- [Exercise details]: Isolate every line in the records below with "structured" in it.

-- BEGIN --

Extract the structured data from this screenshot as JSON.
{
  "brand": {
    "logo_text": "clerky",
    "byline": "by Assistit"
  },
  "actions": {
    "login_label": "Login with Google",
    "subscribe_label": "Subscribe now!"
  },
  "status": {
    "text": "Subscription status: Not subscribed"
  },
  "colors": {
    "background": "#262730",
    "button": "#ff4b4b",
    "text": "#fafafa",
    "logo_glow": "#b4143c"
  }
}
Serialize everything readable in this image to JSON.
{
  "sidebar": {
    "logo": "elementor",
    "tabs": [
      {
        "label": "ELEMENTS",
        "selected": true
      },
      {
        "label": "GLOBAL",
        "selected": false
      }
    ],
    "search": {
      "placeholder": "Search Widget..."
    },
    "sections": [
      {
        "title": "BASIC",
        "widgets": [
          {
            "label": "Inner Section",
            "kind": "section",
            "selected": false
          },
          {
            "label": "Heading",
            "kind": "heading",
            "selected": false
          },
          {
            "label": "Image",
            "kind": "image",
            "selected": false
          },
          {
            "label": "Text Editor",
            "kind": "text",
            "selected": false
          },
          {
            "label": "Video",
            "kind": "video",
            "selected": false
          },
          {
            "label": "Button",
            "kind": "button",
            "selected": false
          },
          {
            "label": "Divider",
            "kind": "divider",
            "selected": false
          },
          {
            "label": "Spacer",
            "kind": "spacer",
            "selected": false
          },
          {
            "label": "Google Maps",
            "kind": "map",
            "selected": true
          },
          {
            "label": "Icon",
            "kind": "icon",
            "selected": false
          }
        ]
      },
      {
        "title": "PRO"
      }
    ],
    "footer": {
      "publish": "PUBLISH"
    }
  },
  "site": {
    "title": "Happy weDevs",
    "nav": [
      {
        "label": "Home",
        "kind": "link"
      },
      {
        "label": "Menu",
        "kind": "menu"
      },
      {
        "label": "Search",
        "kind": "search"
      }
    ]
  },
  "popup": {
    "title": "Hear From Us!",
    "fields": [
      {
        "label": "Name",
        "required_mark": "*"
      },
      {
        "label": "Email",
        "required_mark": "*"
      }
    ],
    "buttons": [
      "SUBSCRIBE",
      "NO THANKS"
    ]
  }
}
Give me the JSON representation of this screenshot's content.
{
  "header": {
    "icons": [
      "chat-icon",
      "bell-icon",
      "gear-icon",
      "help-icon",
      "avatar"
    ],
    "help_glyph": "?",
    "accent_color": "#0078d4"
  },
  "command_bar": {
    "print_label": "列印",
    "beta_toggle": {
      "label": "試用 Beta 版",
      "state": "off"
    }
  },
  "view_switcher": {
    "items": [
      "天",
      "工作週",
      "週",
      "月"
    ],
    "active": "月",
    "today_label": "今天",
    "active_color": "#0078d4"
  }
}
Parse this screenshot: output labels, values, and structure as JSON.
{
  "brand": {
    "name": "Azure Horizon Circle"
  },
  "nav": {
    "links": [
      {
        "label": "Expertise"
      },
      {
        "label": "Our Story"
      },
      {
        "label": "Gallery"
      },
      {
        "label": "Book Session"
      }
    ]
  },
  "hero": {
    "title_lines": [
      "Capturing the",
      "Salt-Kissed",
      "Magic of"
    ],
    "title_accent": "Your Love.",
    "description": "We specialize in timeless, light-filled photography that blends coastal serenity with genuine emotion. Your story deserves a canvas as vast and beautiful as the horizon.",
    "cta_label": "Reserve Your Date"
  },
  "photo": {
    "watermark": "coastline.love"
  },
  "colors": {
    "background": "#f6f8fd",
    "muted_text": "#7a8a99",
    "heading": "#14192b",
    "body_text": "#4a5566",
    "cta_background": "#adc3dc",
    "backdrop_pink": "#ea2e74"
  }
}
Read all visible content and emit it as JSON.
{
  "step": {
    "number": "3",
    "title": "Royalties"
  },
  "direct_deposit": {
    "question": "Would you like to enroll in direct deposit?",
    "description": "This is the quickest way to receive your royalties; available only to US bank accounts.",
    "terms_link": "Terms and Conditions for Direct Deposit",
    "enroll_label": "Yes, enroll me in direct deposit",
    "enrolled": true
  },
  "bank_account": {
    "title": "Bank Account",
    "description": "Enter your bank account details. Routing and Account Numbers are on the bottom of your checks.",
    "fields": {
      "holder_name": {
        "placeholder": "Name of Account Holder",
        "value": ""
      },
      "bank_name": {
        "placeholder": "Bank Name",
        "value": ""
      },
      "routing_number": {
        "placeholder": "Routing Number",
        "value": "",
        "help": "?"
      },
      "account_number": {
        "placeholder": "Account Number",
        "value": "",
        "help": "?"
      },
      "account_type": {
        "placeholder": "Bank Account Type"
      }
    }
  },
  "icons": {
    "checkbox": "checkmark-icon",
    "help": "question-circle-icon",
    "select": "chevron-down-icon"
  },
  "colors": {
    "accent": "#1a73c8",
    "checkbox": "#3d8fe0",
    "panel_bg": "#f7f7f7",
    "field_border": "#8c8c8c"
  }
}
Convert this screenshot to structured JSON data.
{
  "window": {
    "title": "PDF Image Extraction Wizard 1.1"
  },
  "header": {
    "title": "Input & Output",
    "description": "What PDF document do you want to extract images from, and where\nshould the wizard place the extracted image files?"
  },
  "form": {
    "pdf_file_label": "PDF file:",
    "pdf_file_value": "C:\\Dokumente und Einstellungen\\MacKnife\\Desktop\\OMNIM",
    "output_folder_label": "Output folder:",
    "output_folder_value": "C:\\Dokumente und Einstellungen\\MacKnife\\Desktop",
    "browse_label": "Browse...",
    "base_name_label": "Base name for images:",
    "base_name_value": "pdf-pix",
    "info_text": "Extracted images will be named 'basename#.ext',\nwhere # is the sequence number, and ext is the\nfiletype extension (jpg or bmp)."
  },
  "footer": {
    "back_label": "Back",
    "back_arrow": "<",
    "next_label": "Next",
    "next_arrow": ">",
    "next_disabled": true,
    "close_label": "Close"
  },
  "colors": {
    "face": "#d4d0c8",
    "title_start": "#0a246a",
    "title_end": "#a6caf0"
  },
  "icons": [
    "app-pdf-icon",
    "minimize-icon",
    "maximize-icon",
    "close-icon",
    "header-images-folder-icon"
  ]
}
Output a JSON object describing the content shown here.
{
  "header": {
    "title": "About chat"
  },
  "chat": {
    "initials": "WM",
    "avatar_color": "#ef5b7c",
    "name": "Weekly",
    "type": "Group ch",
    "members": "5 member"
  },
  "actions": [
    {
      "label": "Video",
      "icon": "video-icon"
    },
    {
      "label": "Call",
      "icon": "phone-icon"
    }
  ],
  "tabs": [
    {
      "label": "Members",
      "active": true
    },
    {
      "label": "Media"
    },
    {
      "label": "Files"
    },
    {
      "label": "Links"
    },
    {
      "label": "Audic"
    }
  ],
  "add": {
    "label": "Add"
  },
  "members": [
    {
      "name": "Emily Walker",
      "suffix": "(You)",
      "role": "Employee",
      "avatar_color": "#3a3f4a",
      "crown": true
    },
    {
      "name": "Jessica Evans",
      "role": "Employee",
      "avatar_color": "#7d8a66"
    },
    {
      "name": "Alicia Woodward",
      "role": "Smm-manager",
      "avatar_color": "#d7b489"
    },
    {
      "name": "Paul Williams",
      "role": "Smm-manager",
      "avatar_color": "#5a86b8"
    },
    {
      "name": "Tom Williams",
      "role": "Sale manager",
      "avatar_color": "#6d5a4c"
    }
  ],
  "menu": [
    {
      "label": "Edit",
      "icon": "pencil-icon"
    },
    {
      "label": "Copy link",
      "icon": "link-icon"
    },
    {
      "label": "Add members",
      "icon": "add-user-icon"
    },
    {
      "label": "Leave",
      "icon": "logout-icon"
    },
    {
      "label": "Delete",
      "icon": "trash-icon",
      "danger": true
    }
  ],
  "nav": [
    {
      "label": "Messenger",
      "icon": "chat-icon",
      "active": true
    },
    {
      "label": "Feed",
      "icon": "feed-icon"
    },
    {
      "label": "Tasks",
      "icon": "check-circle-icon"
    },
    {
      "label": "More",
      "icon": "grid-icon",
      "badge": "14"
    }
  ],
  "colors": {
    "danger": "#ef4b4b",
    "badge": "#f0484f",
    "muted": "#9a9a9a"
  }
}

-- END --

- [Response for this exercise]:
Extract the structured data from this screenshot as JSON.
Convert this screenshot to structured JSON data.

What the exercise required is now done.